(Set task)
Quote the whole listing exactly. Leave the pictures out of your copy.
==================================================
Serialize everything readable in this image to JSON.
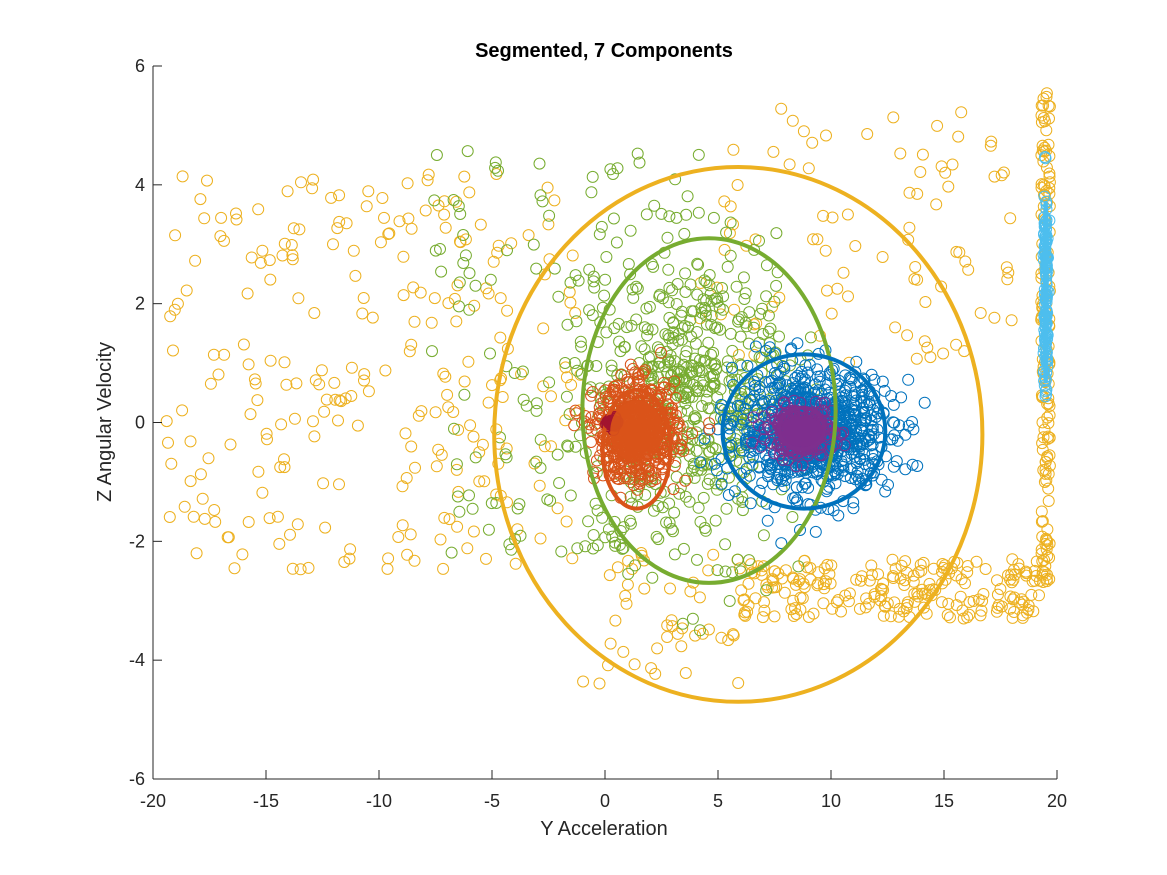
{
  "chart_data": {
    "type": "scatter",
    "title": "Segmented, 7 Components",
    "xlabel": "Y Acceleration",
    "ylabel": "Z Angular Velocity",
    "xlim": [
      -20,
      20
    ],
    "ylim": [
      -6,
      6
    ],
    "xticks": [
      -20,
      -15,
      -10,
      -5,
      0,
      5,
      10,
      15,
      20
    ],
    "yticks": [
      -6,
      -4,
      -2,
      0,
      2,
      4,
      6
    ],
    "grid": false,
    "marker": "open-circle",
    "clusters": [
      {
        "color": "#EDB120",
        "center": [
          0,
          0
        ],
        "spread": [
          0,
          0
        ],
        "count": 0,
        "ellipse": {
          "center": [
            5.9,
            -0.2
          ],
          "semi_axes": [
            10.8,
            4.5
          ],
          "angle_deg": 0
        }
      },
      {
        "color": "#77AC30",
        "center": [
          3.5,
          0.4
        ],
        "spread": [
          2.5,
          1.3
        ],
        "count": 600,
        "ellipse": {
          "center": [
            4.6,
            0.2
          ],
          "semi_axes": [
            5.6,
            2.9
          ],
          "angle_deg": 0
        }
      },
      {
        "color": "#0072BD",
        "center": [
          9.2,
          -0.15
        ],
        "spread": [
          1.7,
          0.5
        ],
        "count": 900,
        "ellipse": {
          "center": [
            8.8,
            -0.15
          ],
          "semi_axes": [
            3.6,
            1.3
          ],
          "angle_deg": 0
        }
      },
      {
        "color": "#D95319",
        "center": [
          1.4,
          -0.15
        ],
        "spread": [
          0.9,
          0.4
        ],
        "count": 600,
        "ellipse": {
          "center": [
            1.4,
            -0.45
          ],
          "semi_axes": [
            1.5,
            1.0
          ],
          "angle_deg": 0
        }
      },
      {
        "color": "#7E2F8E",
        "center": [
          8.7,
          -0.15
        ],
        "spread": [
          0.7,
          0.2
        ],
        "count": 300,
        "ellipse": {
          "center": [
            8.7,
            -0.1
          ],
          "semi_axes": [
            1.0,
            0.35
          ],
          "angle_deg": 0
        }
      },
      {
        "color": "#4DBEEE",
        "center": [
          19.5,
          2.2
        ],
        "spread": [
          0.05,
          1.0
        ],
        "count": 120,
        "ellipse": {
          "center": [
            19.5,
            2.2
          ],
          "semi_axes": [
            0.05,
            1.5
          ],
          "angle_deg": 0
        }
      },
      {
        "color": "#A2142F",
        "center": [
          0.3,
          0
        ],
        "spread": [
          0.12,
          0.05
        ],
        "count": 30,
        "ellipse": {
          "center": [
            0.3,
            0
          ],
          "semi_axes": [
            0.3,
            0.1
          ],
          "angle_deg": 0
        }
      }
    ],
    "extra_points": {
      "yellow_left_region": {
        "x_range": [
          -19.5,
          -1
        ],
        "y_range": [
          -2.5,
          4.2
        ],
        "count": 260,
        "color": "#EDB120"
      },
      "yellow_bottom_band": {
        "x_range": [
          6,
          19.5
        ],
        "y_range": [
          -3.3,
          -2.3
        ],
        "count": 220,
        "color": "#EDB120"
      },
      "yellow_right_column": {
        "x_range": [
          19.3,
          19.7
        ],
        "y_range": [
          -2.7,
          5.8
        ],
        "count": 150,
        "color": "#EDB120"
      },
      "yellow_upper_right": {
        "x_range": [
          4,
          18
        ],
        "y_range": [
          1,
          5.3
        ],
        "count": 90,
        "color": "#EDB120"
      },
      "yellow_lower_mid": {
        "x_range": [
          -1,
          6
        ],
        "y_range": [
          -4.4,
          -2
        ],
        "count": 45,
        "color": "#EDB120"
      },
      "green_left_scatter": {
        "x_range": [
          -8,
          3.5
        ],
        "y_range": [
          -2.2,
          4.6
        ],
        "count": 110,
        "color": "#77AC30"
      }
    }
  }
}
==================================================
(Complete response)
Serialize everything readable in this image to JSON.
{
  "chart_data": {
    "type": "scatter",
    "title": "Segmented, 7 Components",
    "xlabel": "Y Acceleration",
    "ylabel": "Z Angular Velocity",
    "xlim": [
      -20,
      20
    ],
    "ylim": [
      -6,
      6
    ],
    "xticks": [
      -20,
      -15,
      -10,
      -5,
      0,
      5,
      10,
      15,
      20
    ],
    "yticks": [
      -6,
      -4,
      -2,
      0,
      2,
      4,
      6
    ],
    "grid": false,
    "marker": "open-circle",
    "clusters": [
      {
        "color": "#EDB120",
        "center": [
          0,
          0
        ],
        "spread": [
          0,
          0
        ],
        "count": 0,
        "ellipse": {
          "center": [
            5.9,
            -0.2
          ],
          "semi_axes": [
            10.8,
            4.5
          ],
          "angle_deg": 0
        }
      },
      {
        "color": "#77AC30",
        "center": [
          3.5,
          0.4
        ],
        "spread": [
          2.5,
          1.3
        ],
        "count": 600,
        "ellipse": {
          "center": [
            4.6,
            0.2
          ],
          "semi_axes": [
            5.6,
            2.9
          ],
          "angle_deg": 0
        }
      },
      {
        "color": "#0072BD",
        "center": [
          9.2,
          -0.15
        ],
        "spread": [
          1.7,
          0.5
        ],
        "count": 900,
        "ellipse": {
          "center": [
            8.8,
            -0.15
          ],
          "semi_axes": [
            3.6,
            1.3
          ],
          "angle_deg": 0
        }
      },
      {
        "color": "#D95319",
        "center": [
          1.4,
          -0.15
        ],
        "spread": [
          0.9,
          0.4
        ],
        "count": 600,
        "ellipse": {
          "center": [
            1.4,
            -0.45
          ],
          "semi_axes": [
            1.5,
            1.0
          ],
          "angle_deg": 0
        }
      },
      {
        "color": "#7E2F8E",
        "center": [
          8.7,
          -0.15
        ],
        "spread": [
          0.7,
          0.2
        ],
        "count": 300,
        "ellipse": {
          "center": [
            8.7,
            -0.1
          ],
          "semi_axes": [
            1.0,
            0.35
          ],
          "angle_deg": 0
        }
      },
      {
        "color": "#4DBEEE",
        "center": [
          19.5,
          2.2
        ],
        "spread": [
          0.05,
          1.0
        ],
        "count": 120,
        "ellipse": {
          "center": [
            19.5,
            2.2
          ],
          "semi_axes": [
            0.05,
            1.5
          ],
          "angle_deg": 0
        }
      },
      {
        "color": "#A2142F",
        "center": [
          0.3,
          0
        ],
        "spread": [
          0.12,
          0.05
        ],
        "count": 30,
        "ellipse": {
          "center": [
            0.3,
            0
          ],
          "semi_axes": [
            0.3,
            0.1
          ],
          "angle_deg": 0
        }
      }
    ],
    "extra_points": {
      "yellow_left_region": {
        "x_range": [
          -19.5,
          -1
        ],
        "y_range": [
          -2.5,
          4.2
        ],
        "count": 260,
        "color": "#EDB120"
      },
      "yellow_bottom_band": {
        "x_range": [
          6,
          19.5
        ],
        "y_range": [
          -3.3,
          -2.3
        ],
        "count": 220,
        "color": "#EDB120"
      },
      "yellow_right_column": {
        "x_range": [
          19.3,
          19.7
        ],
        "y_range": [
          -2.7,
          5.8
        ],
        "count": 150,
        "color": "#EDB120"
      },
      "yellow_upper_right": {
        "x_range": [
          4,
          18
        ],
        "y_range": [
          1,
          5.3
        ],
        "count": 90,
        "color": "#EDB120"
      },
      "yellow_lower_mid": {
        "x_range": [
          -1,
          6
        ],
        "y_range": [
          -4.4,
          -2
        ],
        "count": 45,
        "color": "#EDB120"
      },
      "green_left_scatter": {
        "x_range": [
          -8,
          3.5
        ],
        "y_range": [
          -2.2,
          4.6
        ],
        "count": 110,
        "color": "#77AC30"
      }
    }
  }
}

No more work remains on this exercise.